REQUIRED TASK:
Find the string "true" in the entries and copy each line that has it.

MATERIAL:
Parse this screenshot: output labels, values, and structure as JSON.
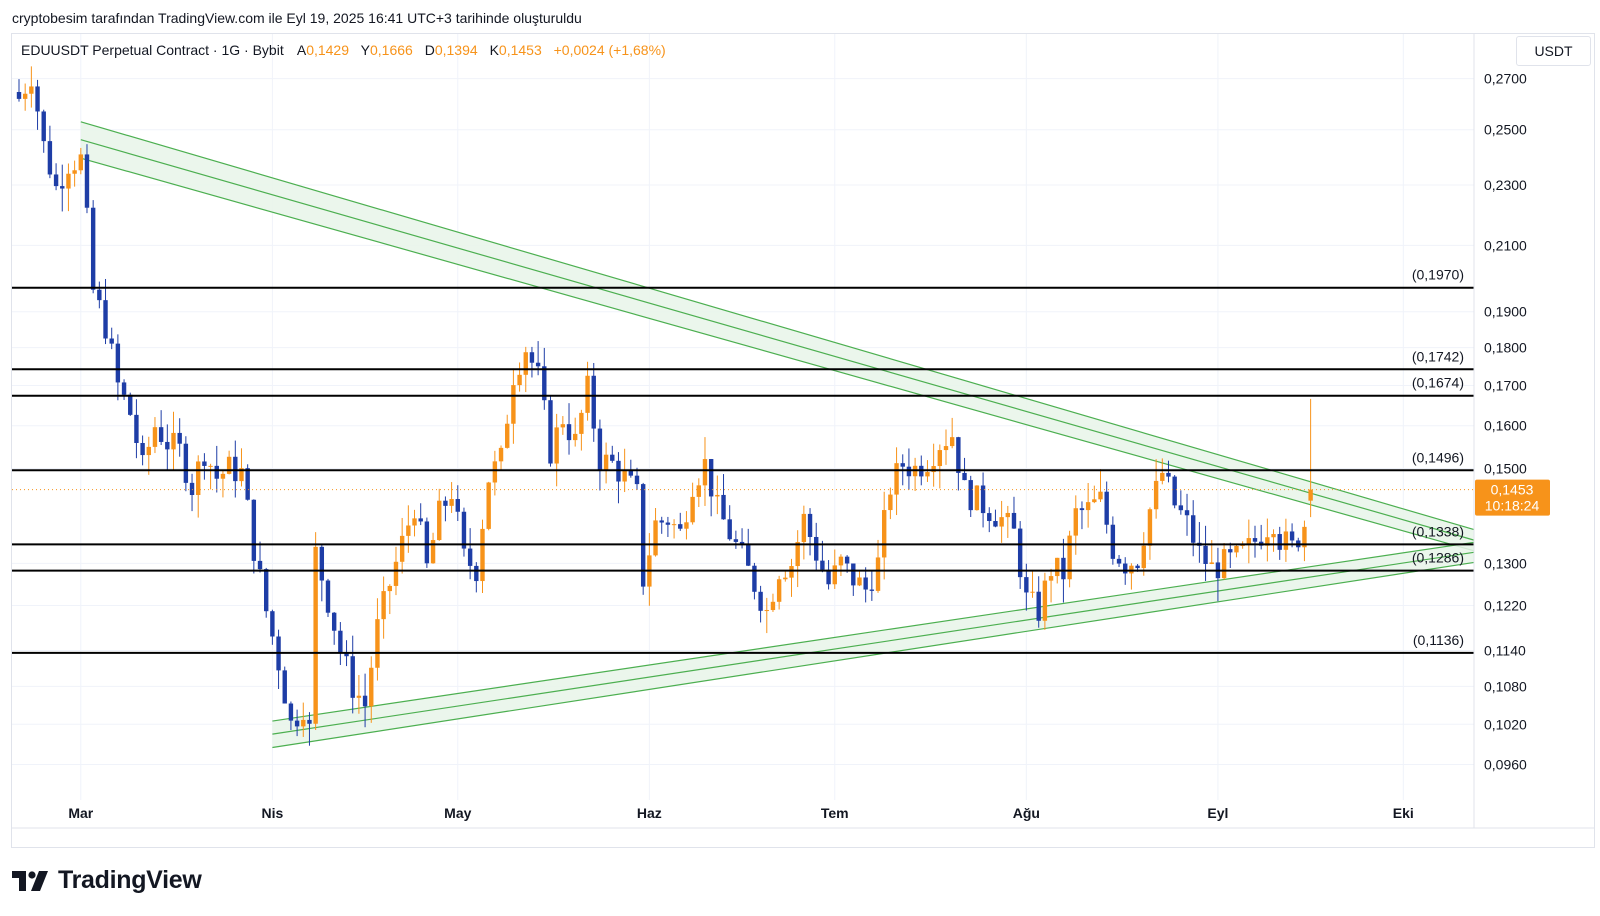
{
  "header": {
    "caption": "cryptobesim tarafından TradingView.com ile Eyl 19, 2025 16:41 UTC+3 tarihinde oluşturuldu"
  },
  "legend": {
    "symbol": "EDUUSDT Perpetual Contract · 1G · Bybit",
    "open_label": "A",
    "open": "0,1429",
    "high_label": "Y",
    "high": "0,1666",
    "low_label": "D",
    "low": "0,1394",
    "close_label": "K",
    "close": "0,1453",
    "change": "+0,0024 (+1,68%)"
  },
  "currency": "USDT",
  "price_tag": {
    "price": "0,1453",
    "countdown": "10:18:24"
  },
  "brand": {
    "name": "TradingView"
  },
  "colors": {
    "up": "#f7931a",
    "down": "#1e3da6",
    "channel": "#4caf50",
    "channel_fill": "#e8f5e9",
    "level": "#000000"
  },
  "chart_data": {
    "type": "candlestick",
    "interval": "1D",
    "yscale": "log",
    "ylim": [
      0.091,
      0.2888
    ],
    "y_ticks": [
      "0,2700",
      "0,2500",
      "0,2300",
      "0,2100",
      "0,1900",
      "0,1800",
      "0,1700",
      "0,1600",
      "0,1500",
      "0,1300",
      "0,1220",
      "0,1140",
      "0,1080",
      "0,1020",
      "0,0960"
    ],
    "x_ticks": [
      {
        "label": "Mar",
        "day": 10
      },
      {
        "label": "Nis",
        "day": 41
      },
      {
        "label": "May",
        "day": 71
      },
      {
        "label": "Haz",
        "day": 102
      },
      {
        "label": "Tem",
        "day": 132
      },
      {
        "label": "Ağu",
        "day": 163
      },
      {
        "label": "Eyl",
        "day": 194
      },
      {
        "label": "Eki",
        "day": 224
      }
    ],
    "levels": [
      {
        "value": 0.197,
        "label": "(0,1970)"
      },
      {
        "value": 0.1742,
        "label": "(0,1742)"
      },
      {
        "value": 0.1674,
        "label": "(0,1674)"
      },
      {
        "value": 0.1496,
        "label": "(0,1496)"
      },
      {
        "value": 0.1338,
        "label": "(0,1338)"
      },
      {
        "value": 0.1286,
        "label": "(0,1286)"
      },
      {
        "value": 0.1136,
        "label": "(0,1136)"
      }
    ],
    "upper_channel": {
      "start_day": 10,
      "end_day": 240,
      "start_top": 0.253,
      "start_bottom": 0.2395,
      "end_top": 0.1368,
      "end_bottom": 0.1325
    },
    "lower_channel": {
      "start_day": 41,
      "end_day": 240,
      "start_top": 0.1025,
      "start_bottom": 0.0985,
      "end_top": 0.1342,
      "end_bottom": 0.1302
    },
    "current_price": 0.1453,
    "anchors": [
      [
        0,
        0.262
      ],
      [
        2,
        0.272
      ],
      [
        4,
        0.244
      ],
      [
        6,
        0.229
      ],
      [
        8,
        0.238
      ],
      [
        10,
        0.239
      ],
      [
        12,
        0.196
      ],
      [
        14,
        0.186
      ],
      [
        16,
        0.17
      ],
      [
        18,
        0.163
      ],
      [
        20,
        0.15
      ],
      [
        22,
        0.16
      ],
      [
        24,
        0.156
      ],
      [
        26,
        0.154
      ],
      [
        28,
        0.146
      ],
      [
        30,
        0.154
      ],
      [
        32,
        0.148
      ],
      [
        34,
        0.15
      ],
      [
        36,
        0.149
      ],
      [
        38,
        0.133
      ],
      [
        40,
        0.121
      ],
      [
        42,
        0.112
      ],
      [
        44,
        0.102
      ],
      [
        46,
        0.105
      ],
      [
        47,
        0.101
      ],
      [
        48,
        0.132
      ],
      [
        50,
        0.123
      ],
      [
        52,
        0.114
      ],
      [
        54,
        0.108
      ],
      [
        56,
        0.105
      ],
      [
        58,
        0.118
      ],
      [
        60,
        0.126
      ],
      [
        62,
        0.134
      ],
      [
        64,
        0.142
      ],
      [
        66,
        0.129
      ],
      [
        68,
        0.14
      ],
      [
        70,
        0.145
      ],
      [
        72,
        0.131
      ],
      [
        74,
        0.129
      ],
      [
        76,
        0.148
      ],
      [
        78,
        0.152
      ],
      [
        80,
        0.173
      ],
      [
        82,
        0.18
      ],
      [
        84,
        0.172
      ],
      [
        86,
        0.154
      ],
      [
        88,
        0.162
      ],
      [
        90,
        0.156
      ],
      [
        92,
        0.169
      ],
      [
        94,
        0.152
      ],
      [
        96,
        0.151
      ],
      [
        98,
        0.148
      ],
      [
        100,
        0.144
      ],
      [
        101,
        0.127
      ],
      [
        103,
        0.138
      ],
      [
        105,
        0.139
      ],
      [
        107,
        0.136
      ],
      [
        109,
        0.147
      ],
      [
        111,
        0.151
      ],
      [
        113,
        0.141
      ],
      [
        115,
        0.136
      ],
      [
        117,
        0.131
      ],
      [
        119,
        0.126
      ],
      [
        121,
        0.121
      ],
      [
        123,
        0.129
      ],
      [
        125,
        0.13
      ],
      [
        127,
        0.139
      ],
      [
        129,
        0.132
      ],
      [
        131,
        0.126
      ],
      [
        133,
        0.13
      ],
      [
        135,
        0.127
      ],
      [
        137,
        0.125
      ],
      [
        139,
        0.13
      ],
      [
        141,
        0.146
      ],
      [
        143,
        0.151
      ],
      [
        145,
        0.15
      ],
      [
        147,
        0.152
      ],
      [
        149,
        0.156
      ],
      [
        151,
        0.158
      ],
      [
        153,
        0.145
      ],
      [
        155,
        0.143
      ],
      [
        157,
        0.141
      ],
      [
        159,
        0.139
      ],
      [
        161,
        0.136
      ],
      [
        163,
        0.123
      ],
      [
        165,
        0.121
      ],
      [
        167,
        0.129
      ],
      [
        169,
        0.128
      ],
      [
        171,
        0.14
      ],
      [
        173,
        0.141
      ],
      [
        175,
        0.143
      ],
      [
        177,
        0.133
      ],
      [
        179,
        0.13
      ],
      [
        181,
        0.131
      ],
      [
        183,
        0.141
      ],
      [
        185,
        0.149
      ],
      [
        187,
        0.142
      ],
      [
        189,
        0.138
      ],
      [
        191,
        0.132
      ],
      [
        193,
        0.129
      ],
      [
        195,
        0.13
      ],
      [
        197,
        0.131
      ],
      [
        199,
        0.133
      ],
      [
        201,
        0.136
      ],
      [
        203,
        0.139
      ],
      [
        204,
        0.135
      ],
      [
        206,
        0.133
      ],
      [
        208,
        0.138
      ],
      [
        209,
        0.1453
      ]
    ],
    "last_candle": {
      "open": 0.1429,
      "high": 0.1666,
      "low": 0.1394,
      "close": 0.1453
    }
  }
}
==
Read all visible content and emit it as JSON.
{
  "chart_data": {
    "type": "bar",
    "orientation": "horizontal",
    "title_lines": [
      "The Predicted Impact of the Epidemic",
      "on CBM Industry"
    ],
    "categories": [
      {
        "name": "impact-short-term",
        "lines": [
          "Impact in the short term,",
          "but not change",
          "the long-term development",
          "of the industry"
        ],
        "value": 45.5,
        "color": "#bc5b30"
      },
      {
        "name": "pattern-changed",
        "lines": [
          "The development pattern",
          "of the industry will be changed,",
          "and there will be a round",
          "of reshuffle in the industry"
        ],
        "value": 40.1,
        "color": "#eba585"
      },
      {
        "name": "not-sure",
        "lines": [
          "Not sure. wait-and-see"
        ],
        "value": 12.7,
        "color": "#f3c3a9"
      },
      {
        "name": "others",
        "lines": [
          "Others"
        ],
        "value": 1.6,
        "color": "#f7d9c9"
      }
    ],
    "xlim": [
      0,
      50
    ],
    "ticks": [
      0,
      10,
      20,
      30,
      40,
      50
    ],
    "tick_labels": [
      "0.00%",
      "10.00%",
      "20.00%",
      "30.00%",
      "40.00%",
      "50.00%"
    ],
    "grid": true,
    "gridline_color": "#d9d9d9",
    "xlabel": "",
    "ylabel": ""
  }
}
==
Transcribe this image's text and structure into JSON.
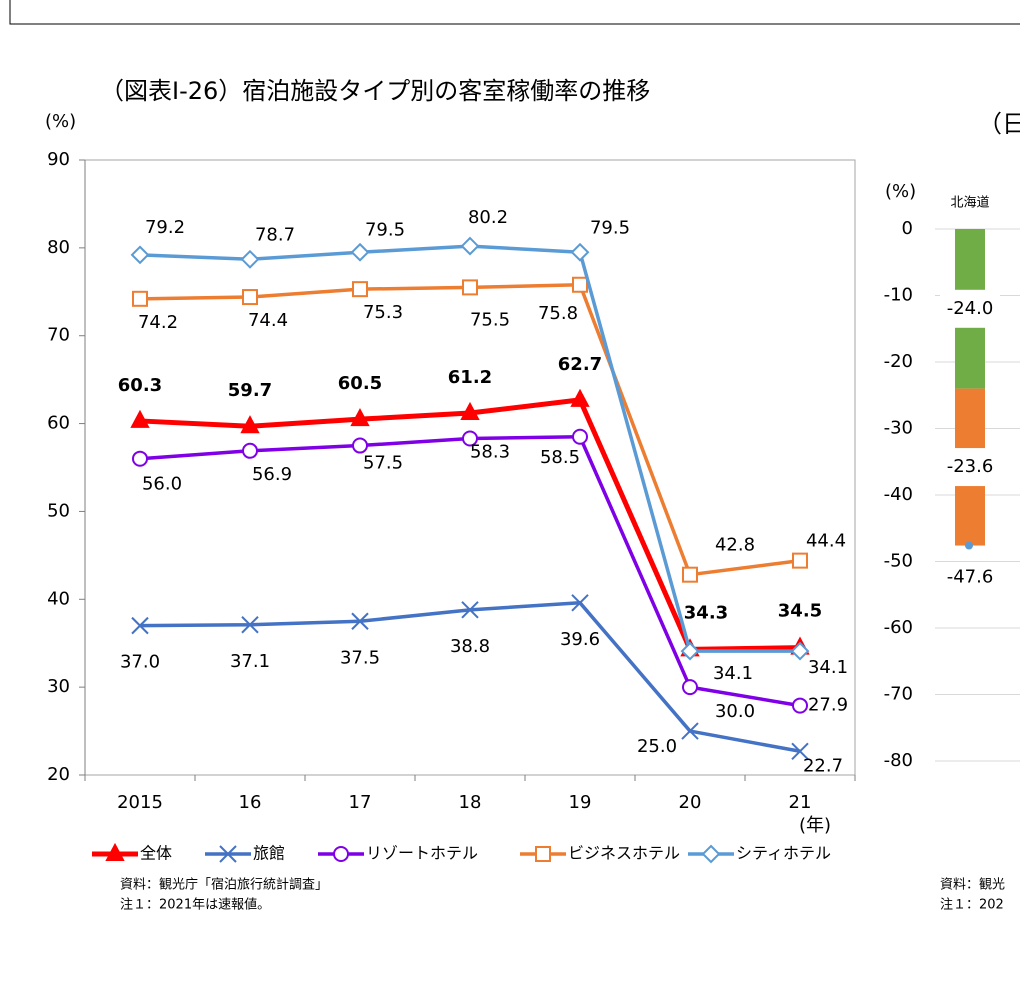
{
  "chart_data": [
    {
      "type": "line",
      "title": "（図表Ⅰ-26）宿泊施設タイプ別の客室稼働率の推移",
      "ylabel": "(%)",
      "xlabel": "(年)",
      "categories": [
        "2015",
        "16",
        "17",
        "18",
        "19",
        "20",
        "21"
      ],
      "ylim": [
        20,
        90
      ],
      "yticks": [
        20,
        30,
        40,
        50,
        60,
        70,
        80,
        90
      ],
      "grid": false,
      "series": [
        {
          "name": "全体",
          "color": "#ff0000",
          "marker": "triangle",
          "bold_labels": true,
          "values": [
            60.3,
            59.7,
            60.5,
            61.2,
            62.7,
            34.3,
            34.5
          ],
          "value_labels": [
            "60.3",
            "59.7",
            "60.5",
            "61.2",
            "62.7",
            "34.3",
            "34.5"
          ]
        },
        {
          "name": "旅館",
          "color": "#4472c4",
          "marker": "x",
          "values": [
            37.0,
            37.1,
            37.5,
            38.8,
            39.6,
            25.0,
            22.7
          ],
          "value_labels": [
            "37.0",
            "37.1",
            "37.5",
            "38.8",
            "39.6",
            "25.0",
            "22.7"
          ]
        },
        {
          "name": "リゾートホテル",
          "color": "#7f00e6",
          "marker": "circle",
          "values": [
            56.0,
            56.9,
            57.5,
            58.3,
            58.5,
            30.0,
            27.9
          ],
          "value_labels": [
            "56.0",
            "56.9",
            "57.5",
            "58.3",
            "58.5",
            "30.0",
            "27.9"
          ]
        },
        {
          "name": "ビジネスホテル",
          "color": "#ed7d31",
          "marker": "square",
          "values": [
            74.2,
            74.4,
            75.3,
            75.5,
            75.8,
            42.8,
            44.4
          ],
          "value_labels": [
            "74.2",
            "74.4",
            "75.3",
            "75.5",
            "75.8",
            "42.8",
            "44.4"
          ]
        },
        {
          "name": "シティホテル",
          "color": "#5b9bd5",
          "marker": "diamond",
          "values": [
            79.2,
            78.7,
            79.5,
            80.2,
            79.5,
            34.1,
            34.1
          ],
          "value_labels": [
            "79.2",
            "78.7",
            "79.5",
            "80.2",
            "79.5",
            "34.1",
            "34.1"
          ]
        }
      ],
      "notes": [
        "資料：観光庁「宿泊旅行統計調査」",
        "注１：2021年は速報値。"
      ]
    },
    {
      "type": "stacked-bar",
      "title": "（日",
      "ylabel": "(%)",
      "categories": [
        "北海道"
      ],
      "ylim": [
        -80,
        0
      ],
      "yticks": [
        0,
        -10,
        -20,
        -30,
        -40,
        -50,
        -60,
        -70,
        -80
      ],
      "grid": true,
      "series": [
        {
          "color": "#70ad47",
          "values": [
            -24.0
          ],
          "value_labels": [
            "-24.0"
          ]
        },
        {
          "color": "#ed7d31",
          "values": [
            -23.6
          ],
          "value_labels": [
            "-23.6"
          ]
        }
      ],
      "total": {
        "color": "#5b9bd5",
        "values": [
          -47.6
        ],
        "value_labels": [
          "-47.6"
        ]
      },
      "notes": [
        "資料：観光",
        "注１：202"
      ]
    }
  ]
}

RESPONSE TO THE TASK:
    "grid": true,
          "bold_labels": true,
      "grid": true,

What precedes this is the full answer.